[What you need to do]: Look through the lines below and extract each one that contains "virtual".

(Collected data entries)
*****

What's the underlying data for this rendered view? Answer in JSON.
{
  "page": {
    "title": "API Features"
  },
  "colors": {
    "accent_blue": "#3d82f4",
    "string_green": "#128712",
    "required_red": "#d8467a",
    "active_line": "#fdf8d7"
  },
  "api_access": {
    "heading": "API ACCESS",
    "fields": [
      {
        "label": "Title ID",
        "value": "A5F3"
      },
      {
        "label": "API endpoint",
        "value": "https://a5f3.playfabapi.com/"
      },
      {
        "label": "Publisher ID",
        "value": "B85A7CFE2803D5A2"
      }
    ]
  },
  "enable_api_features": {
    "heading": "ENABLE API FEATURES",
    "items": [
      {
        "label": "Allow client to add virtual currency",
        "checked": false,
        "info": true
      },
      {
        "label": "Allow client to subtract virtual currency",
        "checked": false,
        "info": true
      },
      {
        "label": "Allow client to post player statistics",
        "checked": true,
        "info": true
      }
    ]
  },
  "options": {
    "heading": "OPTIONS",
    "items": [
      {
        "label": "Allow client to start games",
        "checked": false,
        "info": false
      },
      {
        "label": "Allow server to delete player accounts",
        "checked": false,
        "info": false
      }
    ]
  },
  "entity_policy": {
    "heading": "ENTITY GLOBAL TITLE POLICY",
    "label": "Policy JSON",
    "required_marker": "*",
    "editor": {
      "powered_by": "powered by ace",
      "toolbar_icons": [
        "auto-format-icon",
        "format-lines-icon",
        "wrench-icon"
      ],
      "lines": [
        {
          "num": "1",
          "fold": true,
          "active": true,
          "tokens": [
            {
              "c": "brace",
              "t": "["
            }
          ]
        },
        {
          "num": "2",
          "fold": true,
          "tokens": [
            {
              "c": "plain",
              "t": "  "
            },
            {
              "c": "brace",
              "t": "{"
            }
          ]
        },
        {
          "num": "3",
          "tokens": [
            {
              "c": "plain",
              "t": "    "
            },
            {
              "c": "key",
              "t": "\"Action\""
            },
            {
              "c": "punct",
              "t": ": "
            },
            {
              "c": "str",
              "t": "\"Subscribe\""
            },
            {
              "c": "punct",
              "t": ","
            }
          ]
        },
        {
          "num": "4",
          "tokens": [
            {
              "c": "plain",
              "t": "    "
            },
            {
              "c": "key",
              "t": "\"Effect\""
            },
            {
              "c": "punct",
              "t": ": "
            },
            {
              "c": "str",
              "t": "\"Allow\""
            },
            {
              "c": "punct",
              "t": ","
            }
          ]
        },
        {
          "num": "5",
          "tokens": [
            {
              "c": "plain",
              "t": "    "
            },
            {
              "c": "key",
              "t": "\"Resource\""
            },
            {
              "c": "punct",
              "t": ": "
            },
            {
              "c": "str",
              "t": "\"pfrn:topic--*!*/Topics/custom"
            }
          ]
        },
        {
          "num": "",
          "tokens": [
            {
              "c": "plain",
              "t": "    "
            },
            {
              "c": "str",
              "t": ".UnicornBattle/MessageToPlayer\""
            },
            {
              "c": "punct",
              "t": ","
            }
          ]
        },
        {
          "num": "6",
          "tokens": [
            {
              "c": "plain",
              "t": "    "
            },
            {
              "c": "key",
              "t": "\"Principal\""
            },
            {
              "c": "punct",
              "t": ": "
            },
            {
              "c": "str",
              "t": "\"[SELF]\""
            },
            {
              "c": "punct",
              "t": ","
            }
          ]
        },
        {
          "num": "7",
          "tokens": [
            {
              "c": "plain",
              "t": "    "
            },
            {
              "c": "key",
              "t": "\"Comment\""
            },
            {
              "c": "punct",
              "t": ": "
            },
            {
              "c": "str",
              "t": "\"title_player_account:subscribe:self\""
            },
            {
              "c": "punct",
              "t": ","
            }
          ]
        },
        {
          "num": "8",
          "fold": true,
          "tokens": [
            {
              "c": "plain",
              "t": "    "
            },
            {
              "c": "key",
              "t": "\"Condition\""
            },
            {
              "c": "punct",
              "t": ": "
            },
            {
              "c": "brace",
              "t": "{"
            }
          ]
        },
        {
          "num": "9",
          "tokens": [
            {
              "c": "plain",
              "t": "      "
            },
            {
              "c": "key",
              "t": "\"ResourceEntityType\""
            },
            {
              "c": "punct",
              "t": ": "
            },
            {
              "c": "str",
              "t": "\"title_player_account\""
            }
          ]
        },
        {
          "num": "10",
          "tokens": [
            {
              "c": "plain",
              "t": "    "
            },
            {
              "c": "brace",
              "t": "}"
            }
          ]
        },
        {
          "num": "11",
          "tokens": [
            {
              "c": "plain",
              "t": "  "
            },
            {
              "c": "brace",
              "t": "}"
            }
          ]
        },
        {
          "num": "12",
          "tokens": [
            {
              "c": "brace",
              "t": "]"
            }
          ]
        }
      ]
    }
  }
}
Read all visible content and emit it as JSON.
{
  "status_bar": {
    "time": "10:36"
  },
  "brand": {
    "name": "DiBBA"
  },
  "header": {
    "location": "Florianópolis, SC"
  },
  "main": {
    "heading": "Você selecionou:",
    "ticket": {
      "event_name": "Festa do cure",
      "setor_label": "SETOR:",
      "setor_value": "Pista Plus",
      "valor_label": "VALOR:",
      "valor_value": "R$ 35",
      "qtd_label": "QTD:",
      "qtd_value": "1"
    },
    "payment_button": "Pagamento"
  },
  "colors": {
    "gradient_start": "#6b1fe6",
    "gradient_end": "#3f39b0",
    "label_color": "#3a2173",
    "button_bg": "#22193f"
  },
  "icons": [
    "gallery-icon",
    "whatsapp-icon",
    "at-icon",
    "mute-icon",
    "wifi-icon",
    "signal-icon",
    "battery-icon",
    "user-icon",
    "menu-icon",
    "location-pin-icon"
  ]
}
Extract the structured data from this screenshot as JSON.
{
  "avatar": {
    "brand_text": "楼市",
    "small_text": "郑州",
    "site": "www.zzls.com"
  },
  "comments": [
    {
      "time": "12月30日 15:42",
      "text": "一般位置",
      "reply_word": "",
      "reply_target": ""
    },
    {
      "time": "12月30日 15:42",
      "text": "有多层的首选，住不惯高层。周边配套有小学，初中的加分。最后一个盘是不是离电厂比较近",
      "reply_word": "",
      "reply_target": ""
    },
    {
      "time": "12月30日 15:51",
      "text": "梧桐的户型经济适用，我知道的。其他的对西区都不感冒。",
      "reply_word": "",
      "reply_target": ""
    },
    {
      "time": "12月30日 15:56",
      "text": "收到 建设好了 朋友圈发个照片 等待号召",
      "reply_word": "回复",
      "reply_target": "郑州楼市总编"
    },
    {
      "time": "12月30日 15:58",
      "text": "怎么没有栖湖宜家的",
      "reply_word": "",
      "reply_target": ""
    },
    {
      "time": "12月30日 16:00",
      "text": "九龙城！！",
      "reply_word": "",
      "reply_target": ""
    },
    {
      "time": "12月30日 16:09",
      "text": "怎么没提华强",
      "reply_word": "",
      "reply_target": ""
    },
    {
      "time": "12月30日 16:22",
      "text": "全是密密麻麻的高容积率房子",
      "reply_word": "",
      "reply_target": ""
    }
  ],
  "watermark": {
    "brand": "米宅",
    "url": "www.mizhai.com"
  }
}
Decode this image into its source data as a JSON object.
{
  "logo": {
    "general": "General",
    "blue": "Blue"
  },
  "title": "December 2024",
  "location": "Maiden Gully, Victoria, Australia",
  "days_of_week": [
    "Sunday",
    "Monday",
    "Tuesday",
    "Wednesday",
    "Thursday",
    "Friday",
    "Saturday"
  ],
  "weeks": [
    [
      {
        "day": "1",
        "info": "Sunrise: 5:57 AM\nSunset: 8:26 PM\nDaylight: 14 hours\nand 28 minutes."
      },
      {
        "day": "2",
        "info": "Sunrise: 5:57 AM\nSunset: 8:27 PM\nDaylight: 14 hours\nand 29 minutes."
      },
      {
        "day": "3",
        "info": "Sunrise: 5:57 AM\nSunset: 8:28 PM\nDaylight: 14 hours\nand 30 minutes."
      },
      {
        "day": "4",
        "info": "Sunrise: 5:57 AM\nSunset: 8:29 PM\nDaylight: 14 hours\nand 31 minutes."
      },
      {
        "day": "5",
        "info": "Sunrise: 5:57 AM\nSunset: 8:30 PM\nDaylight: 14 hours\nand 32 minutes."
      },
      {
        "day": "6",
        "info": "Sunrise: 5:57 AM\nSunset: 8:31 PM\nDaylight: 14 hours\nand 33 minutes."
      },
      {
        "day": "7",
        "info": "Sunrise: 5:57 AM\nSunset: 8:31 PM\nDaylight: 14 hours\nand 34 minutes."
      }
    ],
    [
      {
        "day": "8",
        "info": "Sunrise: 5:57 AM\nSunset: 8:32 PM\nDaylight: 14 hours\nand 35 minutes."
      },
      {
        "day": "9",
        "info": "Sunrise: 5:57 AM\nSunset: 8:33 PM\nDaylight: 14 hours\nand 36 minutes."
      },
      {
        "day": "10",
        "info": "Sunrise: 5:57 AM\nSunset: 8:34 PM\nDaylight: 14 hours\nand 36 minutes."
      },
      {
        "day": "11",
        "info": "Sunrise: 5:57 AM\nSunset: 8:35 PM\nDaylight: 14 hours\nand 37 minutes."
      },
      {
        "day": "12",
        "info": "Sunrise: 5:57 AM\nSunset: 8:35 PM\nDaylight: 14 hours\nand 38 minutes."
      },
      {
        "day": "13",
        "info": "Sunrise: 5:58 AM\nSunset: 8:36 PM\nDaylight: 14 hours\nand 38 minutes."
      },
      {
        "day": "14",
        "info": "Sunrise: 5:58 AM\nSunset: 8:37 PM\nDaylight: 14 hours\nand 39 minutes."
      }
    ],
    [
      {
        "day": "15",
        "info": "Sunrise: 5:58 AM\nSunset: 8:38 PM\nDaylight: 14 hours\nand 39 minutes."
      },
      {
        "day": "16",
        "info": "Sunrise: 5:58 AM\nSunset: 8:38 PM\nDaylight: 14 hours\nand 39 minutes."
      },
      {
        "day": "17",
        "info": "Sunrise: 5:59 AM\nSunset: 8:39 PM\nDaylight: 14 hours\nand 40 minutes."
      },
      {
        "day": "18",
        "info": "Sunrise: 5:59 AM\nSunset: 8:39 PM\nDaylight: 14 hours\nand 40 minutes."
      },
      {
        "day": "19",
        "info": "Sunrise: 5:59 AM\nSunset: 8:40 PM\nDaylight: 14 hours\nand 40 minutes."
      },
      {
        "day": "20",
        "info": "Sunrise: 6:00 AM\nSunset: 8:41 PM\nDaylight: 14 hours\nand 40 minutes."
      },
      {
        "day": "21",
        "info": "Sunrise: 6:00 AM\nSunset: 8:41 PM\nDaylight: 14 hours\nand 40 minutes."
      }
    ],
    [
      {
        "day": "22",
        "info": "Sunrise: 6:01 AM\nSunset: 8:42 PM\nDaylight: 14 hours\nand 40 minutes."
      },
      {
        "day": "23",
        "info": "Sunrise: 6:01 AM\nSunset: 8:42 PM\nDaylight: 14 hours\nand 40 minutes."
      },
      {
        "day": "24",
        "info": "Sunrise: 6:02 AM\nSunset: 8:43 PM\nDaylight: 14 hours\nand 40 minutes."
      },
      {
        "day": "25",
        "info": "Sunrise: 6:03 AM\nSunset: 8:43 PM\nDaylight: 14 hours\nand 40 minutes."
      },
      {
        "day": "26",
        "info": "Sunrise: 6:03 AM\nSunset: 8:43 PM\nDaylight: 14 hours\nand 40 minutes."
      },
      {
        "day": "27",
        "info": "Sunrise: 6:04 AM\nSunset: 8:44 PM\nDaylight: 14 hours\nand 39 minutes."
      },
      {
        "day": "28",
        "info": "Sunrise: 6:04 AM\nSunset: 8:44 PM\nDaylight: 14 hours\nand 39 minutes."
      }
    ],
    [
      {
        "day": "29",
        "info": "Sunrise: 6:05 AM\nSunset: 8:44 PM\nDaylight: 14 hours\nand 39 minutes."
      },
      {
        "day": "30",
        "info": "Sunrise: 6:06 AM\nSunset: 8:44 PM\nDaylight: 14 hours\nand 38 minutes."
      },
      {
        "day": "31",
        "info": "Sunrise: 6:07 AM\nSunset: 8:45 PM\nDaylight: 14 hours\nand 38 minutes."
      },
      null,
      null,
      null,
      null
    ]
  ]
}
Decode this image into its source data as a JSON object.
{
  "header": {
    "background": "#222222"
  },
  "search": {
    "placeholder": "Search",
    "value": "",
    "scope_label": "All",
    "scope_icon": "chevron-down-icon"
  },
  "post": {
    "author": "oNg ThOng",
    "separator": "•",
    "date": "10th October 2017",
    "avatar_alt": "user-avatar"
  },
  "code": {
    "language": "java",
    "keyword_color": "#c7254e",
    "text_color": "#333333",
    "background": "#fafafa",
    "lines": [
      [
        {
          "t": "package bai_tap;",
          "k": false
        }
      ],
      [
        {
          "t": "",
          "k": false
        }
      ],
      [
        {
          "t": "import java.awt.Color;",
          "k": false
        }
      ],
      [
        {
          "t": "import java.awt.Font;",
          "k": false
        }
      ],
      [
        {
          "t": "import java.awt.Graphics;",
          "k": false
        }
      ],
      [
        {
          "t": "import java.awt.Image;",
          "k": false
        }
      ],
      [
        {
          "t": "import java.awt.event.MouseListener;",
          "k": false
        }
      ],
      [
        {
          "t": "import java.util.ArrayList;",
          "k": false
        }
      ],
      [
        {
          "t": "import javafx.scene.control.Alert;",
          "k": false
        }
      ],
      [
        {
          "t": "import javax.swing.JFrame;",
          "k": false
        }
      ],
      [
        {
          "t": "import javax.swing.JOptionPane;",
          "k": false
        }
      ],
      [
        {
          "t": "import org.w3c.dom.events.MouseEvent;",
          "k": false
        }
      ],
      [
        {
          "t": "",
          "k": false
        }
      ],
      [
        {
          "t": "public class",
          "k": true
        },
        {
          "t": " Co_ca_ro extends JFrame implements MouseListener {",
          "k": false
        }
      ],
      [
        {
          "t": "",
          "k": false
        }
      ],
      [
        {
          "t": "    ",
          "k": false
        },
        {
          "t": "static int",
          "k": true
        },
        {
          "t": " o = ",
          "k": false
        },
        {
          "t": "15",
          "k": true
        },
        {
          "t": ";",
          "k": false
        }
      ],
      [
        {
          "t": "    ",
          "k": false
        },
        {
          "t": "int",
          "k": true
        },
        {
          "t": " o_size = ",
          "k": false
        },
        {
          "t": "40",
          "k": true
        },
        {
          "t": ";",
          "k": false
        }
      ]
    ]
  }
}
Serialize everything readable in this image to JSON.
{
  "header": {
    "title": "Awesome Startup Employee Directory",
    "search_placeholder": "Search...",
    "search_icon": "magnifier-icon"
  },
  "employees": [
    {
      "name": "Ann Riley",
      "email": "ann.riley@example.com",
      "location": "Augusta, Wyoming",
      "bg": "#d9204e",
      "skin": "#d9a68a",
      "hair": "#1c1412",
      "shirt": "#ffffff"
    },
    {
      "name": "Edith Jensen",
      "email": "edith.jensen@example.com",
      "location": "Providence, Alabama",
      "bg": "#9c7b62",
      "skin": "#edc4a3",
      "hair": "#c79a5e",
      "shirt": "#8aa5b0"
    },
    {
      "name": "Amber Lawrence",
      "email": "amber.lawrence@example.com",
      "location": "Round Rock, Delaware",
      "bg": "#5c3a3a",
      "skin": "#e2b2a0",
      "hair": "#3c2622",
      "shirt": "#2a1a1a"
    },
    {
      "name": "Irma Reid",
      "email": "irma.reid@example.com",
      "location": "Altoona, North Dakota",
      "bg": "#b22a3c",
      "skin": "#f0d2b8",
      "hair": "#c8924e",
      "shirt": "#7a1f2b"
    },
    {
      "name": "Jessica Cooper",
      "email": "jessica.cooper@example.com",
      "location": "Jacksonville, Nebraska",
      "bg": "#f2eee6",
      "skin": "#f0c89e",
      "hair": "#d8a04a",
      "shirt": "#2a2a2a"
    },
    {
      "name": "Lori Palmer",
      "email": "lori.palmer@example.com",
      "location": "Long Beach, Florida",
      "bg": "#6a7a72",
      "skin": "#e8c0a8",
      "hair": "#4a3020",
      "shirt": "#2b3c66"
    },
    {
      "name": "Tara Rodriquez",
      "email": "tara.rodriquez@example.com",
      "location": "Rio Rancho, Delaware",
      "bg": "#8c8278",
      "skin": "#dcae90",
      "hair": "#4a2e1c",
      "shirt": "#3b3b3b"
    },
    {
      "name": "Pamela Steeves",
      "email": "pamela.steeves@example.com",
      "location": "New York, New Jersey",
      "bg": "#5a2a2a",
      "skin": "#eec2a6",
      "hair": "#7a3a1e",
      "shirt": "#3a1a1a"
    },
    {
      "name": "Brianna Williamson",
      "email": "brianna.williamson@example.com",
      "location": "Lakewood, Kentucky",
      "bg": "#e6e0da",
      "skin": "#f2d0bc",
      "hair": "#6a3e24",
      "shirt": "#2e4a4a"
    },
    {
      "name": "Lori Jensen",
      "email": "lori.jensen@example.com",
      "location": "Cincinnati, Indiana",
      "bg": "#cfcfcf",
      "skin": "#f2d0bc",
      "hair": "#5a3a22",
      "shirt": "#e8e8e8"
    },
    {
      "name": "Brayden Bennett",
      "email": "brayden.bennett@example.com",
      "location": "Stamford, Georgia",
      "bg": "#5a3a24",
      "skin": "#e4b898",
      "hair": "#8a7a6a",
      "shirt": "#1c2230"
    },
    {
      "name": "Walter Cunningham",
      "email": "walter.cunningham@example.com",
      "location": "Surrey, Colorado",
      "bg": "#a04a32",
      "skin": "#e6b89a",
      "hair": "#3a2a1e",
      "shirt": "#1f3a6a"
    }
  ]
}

*****

[The reply]:
        "label": "Allow client to add virtual currency",
        "label": "Allow client to subtract virtual currency",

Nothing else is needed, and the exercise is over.